SET EXERCISE
Go through the listing below and gather every line with the word "formulario".
[start DATA SUPPLIED]
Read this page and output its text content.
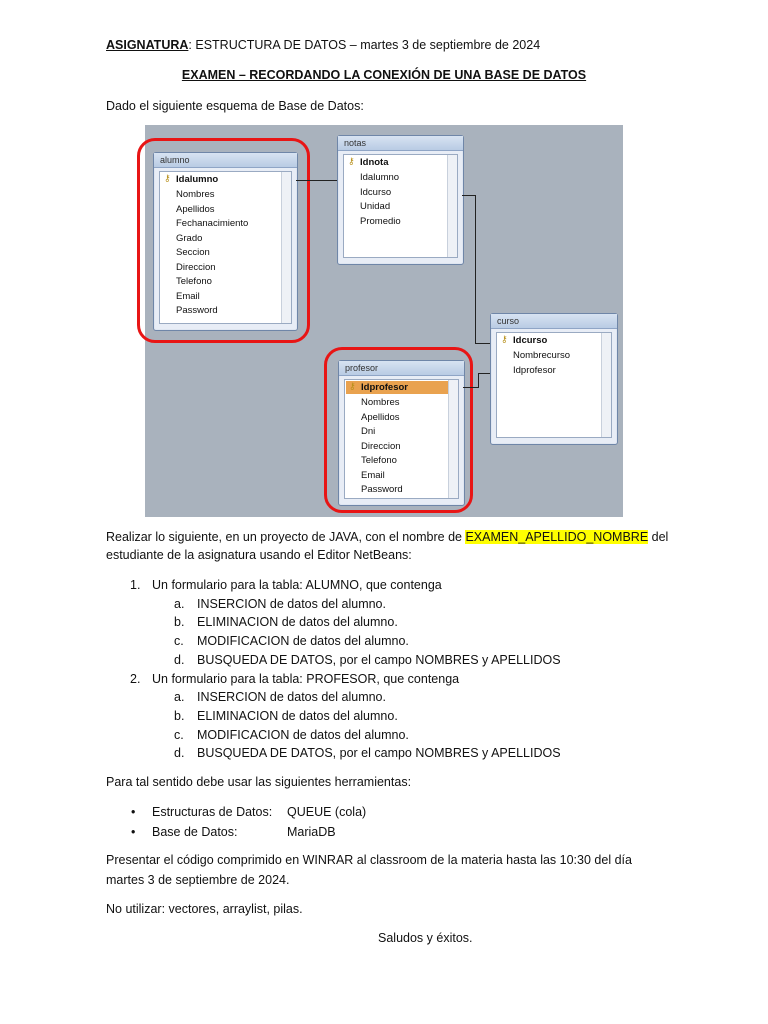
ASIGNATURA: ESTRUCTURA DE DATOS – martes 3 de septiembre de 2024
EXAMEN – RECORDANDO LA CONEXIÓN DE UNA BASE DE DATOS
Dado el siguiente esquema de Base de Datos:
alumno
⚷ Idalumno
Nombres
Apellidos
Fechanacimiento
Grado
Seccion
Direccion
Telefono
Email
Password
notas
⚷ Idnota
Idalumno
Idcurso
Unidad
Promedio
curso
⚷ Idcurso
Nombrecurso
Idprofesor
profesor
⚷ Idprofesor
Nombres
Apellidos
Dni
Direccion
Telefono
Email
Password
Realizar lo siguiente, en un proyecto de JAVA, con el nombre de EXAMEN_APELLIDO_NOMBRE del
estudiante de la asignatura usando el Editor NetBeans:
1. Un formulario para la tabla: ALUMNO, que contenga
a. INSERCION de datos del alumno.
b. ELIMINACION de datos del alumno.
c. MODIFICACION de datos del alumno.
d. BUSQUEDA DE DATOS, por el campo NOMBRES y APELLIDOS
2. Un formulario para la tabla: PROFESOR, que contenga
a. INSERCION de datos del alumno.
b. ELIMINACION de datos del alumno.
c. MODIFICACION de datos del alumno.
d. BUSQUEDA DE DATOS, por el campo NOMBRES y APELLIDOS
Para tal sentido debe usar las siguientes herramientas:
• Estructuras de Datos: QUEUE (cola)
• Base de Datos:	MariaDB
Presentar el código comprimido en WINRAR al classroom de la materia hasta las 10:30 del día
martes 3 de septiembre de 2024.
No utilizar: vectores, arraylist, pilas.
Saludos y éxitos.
[end DATA SUPPLIED]
[start DATA SUPPLIED]
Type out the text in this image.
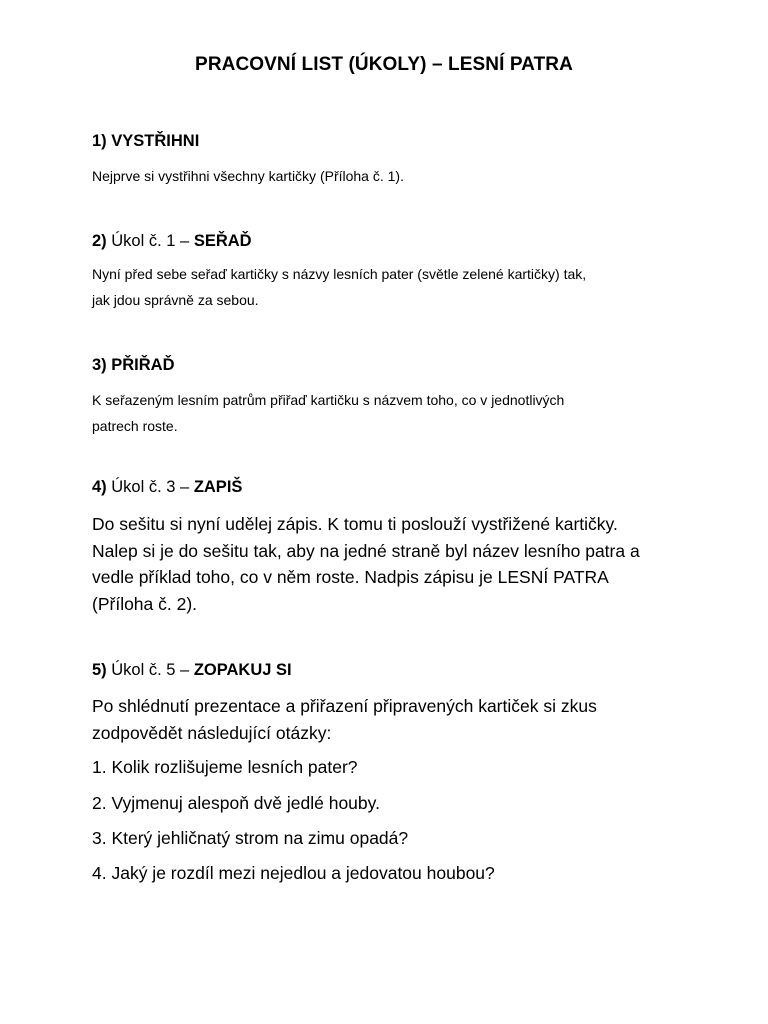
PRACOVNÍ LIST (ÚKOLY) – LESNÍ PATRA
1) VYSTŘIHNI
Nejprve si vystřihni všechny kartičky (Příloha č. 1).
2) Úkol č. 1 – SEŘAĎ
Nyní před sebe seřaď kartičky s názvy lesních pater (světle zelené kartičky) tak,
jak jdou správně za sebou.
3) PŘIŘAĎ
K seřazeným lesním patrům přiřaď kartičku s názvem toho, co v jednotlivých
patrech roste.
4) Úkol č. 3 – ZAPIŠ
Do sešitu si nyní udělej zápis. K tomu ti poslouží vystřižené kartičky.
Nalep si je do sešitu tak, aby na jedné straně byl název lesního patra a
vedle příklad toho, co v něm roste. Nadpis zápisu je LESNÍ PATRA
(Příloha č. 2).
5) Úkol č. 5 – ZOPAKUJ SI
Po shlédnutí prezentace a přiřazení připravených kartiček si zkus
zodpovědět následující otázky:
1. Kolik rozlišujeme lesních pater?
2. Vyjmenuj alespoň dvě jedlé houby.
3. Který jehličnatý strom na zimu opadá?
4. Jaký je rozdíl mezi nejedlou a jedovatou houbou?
[end DATA SUPPLIED]
FINAL RESULT
1. Un formulario para la tabla: ALUMNO, que contenga
2. Un formulario para la tabla: PROFESOR, que contenga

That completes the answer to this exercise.